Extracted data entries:
##############################

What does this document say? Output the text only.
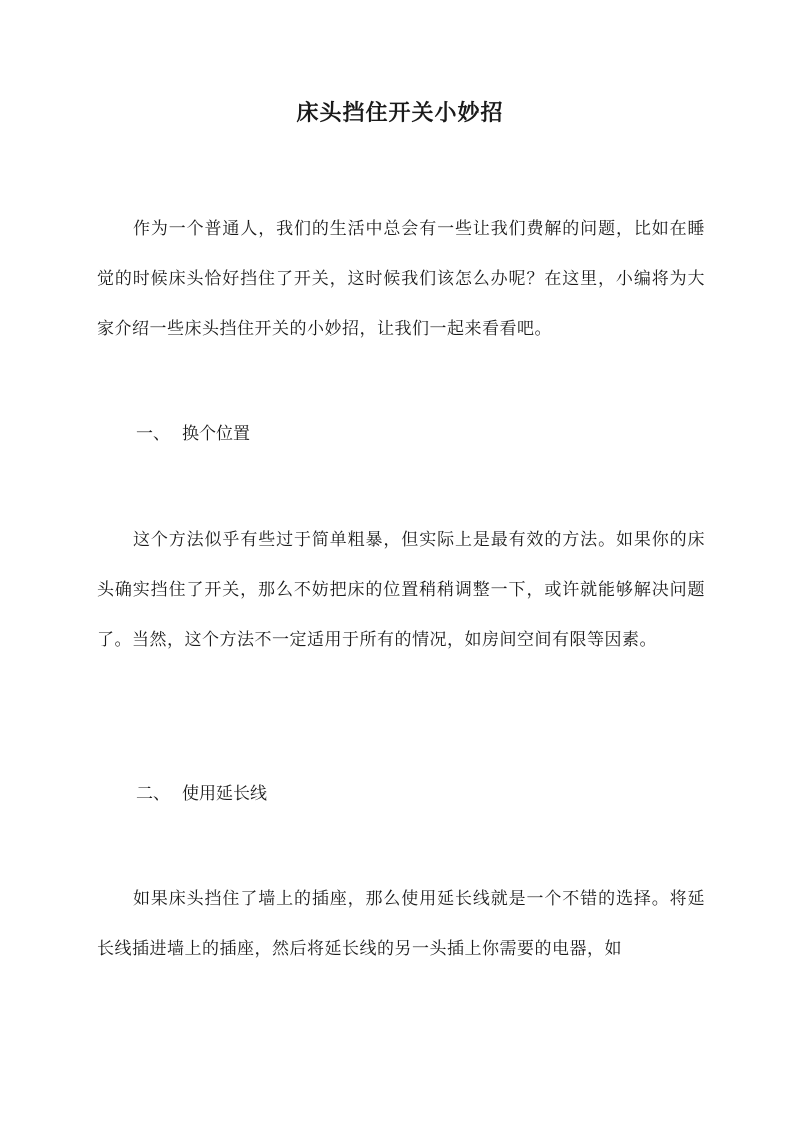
床头挡住开关小妙招

作为一个普通人，我们的生活中总会有一些让我们费解的问题，比如在睡觉的时候床头恰好挡住了开关，这时候我们该怎么办呢？在这里，小编将为大家介绍一些床头挡住开关的小妙招，让我们一起来看看吧。

一、 换个位置

这个方法似乎有些过于简单粗暴，但实际上是最有效的方法。如果你的床头确实挡住了开关，那么不妨把床的位置稍稍调整一下，或许就能够解决问题了。当然，这个方法不一定适用于所有的情况，如房间空间有限等因素。

二、 使用延长线

如果床头挡住了墙上的插座，那么使用延长线就是一个不错的选择。将延长线插进墙上的插座，然后将延长线的另一头插上你需要的电器，如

##############################

Exercise prompt: Copy the records exactly. Skip the pictures.

Output for this exercise:
What does this document say? Output the text only.
床头挡住开关小妙招

作为一个普通人，我们的生活中总会有一些让我们费解的问题，比如在睡觉的时候床头恰好挡住了开关，这时候我们该怎么办呢？在这里，小编将为大家介绍一些床头挡住开关的小妙招，让我们一起来看看吧。

一、 换个位置

这个方法似乎有些过于简单粗暴，但实际上是最有效的方法。如果你的床头确实挡住了开关，那么不妨把床的位置稍稍调整一下，或许就能够解决问题了。当然，这个方法不一定适用于所有的情况，如房间空间有限等因素。

二、 使用延长线

如果床头挡住了墙上的插座，那么使用延长线就是一个不错的选择。将延长线插进墙上的插座，然后将延长线的另一头插上你需要的电器，如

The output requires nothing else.